■ **WHAT IS REQUIRED**
Output an exact reproduction of the data.

-- Start --

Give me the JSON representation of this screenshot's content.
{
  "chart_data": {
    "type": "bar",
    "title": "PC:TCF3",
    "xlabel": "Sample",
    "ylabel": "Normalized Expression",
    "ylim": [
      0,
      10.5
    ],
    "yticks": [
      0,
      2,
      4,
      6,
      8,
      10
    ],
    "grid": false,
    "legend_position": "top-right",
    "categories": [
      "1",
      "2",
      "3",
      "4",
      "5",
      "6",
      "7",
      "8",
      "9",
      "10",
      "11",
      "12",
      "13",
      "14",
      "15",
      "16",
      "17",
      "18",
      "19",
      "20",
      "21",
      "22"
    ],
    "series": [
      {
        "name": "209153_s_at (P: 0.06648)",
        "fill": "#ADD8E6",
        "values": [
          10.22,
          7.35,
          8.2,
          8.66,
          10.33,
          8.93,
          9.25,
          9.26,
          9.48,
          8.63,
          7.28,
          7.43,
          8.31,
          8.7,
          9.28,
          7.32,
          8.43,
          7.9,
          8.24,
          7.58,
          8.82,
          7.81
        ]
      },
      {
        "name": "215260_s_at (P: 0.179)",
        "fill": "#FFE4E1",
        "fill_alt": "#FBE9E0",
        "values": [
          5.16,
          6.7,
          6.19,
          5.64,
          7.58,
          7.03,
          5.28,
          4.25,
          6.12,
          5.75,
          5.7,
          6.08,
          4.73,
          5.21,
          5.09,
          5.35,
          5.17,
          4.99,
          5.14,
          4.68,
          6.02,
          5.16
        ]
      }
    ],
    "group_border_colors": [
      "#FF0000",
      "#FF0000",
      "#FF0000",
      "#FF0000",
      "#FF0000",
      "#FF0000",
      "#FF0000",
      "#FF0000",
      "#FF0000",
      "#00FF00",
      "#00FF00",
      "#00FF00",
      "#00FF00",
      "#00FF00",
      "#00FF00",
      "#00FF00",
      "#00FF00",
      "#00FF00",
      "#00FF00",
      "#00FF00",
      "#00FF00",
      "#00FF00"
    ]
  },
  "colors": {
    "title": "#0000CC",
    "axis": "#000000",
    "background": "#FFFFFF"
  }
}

-- End --

■ **CORRECT RESPONSE**
Give me the JSON representation of this screenshot's content.
{
  "chart_data": {
    "type": "bar",
    "title": "PC:TCF3",
    "xlabel": "Sample",
    "ylabel": "Normalized Expression",
    "ylim": [
      0,
      10.5
    ],
    "yticks": [
      0,
      2,
      4,
      6,
      8,
      10
    ],
    "grid": false,
    "legend_position": "top-right",
    "categories": [
      "1",
      "2",
      "3",
      "4",
      "5",
      "6",
      "7",
      "8",
      "9",
      "10",
      "11",
      "12",
      "13",
      "14",
      "15",
      "16",
      "17",
      "18",
      "19",
      "20",
      "21",
      "22"
    ],
    "series": [
      {
        "name": "209153_s_at (P: 0.06648)",
        "fill": "#ADD8E6",
        "values": [
          10.22,
          7.35,
          8.2,
          8.66,
          10.33,
          8.93,
          9.25,
          9.26,
          9.48,
          8.63,
          7.28,
          7.43,
          8.31,
          8.7,
          9.28,
          7.32,
          8.43,
          7.9,
          8.24,
          7.58,
          8.82,
          7.81
        ]
      },
      {
        "name": "215260_s_at (P: 0.179)",
        "fill": "#FFE4E1",
        "fill_alt": "#FBE9E0",
        "values": [
          5.16,
          6.7,
          6.19,
          5.64,
          7.58,
          7.03,
          5.28,
          4.25,
          6.12,
          5.75,
          5.7,
          6.08,
          4.73,
          5.21,
          5.09,
          5.35,
          5.17,
          4.99,
          5.14,
          4.68,
          6.02,
          5.16
        ]
      }
    ],
    "group_border_colors": [
      "#FF0000",
      "#FF0000",
      "#FF0000",
      "#FF0000",
      "#FF0000",
      "#FF0000",
      "#FF0000",
      "#FF0000",
      "#FF0000",
      "#00FF00",
      "#00FF00",
      "#00FF00",
      "#00FF00",
      "#00FF00",
      "#00FF00",
      "#00FF00",
      "#00FF00",
      "#00FF00",
      "#00FF00",
      "#00FF00",
      "#00FF00",
      "#00FF00"
    ]
  },
  "colors": {
    "title": "#0000CC",
    "axis": "#000000",
    "background": "#FFFFFF"
  }
}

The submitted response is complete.